** START **

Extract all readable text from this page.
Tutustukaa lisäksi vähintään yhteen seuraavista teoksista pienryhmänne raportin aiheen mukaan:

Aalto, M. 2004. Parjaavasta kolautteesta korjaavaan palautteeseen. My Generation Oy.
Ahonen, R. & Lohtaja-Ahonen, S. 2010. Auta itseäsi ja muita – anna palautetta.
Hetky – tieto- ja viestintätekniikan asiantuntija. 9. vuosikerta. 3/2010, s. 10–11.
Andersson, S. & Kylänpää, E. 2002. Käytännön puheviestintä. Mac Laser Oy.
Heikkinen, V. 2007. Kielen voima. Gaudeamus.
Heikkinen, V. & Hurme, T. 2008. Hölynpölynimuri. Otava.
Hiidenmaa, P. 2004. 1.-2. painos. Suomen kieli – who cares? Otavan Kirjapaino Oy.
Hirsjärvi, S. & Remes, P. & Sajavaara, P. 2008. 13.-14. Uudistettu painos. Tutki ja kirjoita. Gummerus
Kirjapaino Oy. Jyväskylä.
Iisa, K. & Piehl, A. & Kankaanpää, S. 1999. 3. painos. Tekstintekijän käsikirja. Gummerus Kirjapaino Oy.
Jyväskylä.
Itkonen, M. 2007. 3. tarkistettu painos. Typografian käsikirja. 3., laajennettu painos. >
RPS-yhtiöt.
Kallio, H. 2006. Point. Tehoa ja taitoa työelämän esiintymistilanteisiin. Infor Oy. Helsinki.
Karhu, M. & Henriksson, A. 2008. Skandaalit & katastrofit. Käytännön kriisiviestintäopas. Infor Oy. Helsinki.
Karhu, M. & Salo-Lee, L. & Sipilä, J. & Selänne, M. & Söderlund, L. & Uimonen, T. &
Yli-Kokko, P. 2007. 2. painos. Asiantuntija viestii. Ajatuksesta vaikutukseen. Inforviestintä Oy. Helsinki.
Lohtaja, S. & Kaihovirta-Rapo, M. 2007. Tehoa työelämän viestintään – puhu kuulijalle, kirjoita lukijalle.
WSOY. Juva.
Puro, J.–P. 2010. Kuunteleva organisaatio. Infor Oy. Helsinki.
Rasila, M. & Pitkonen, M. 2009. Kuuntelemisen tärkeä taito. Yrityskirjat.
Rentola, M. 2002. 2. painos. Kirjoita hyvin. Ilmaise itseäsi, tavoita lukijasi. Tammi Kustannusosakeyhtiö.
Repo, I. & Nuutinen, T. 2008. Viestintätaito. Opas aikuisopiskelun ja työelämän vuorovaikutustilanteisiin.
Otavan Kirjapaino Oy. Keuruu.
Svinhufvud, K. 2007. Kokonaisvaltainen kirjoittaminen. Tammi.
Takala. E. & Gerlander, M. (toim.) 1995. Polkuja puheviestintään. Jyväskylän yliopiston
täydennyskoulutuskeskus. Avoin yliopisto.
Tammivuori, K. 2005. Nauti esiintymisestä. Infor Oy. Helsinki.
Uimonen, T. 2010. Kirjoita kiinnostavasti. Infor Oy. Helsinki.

** END **

◆ Written request ◆
Determine how many lines of the data contain the word "painos", and reply with that number only.

◆ Answer ◆
6